● Goal
Lift every line from the entries that includes the word "Trump".

---------- Data for processing

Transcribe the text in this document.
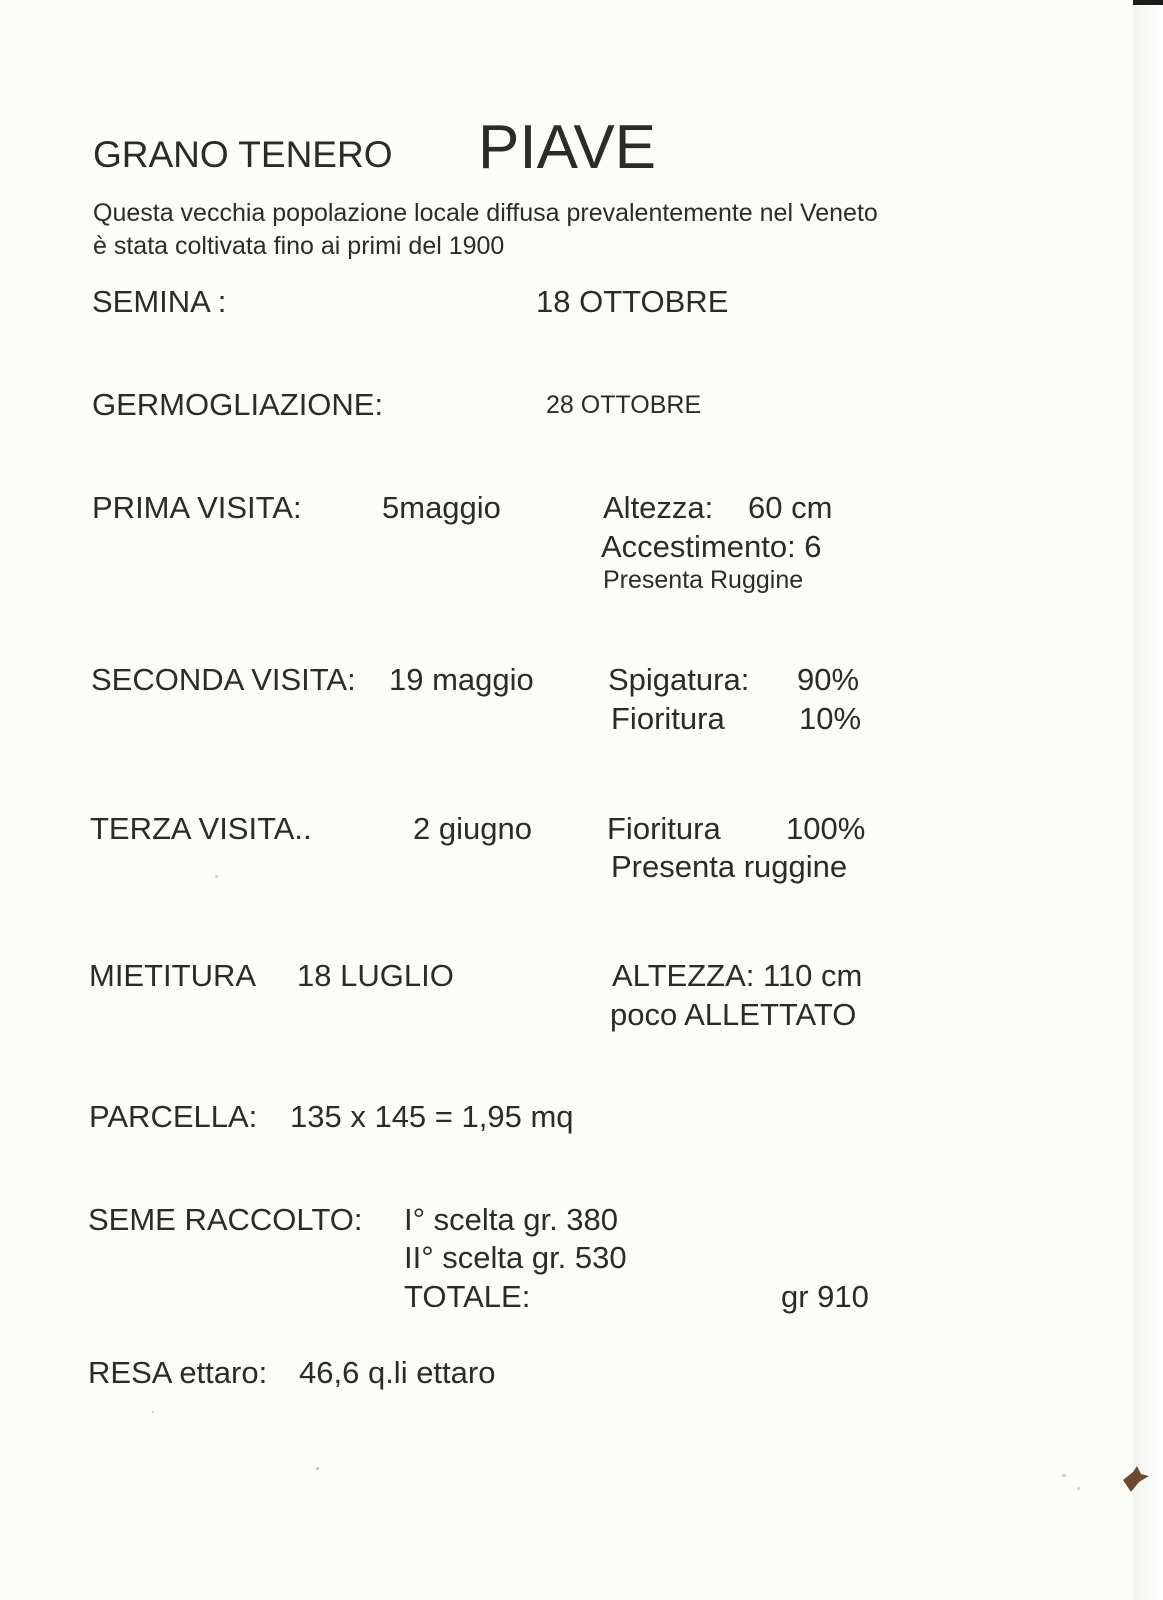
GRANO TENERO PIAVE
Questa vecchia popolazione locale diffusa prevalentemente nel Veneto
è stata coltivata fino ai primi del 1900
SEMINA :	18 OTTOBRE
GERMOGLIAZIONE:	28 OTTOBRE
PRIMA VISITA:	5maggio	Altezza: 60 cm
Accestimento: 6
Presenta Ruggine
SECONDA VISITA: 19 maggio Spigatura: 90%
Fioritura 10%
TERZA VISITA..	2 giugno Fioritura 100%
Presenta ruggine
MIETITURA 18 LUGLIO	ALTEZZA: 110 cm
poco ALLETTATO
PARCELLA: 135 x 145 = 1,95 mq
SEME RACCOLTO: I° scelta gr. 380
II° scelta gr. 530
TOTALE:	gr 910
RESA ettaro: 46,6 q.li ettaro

--------------------
---------- Data for processing

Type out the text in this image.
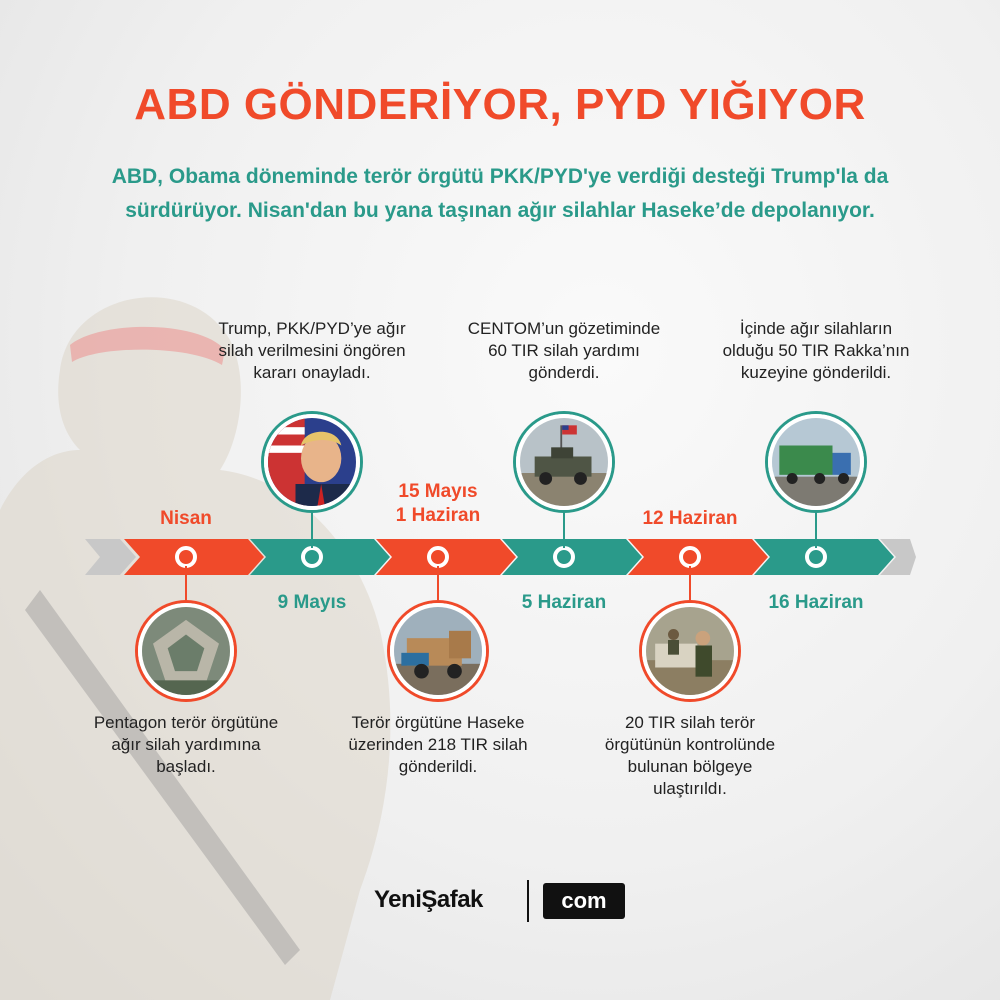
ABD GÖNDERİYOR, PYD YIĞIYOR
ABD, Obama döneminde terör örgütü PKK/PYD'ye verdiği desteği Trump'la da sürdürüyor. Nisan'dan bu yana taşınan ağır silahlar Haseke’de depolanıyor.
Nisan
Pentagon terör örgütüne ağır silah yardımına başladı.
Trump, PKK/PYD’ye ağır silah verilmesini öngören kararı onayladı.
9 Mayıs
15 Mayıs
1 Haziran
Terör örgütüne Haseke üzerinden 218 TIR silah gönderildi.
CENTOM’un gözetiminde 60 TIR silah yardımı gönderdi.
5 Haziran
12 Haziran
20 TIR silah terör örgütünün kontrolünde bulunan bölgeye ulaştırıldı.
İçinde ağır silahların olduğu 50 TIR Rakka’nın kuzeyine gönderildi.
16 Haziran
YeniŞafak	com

--------------------
---------- Data for processing

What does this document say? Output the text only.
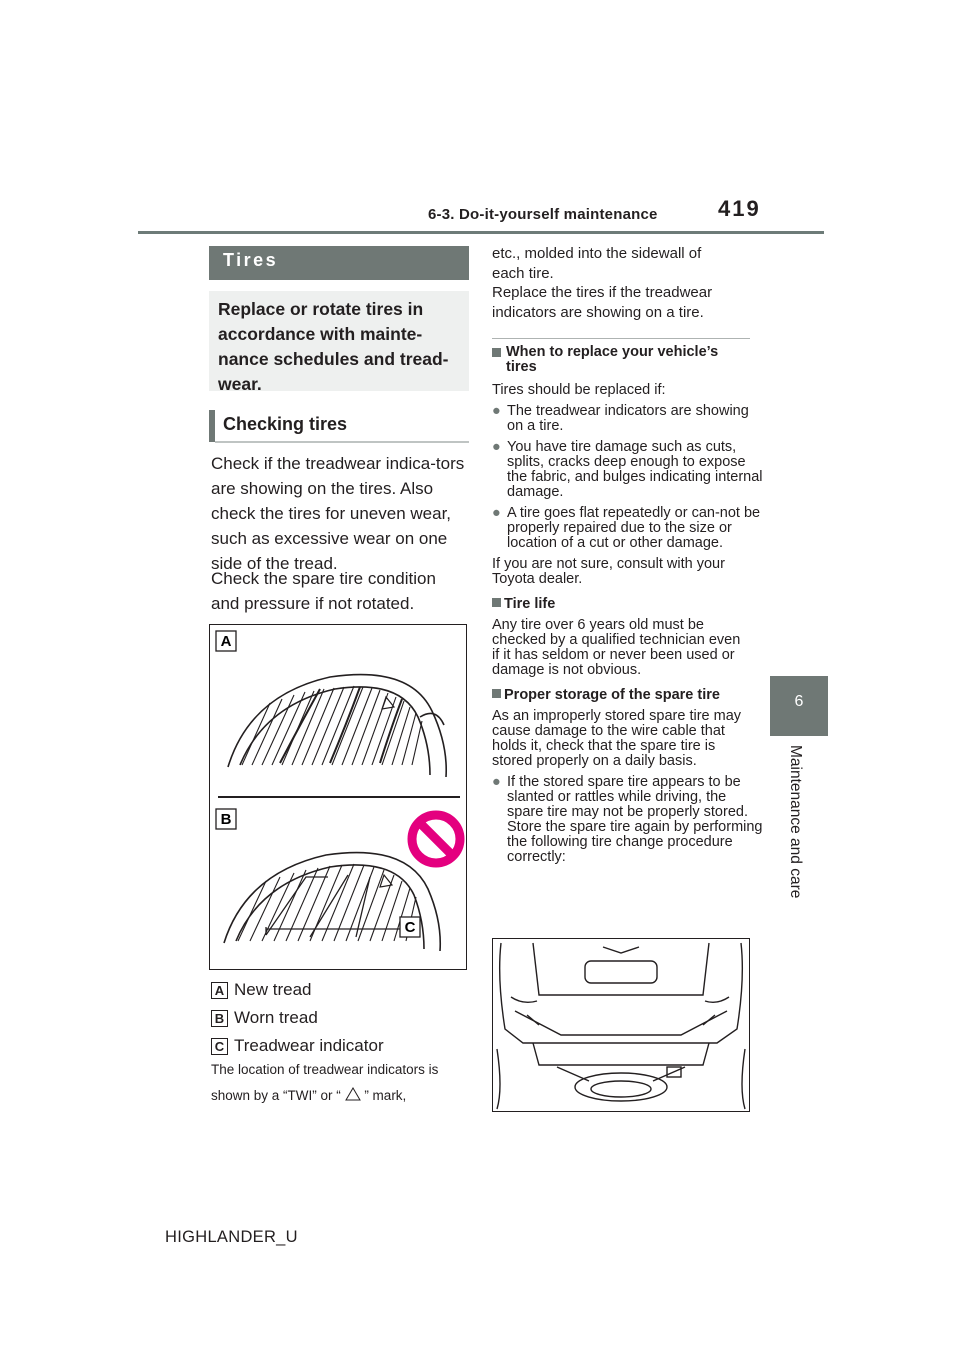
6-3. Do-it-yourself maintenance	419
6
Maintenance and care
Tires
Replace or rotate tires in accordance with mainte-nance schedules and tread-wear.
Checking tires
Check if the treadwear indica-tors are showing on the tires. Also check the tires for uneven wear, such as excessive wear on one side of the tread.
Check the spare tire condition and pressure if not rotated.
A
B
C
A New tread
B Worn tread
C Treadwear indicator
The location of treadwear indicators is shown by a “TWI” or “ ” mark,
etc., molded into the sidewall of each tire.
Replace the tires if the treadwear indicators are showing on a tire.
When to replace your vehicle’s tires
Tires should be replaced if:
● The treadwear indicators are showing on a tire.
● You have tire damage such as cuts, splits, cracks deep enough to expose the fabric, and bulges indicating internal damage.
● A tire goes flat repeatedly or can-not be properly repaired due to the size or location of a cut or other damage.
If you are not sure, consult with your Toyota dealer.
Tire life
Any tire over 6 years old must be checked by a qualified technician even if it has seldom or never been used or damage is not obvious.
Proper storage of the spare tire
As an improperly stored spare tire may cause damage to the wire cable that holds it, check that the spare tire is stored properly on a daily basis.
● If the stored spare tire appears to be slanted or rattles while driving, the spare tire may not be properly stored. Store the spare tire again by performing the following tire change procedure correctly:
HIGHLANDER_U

--------------------

● Output of the task
ABD, Obama döneminde terör örgütü PKK/PYD'ye verdiği desteği Trump'la da sürdürüyor. Nisan'dan bu yana taşınan ağır silahlar Haseke’de depolanıyor.
Trump, PKK/PYD’ye ağır silah verilmesini öngören kararı onayladı.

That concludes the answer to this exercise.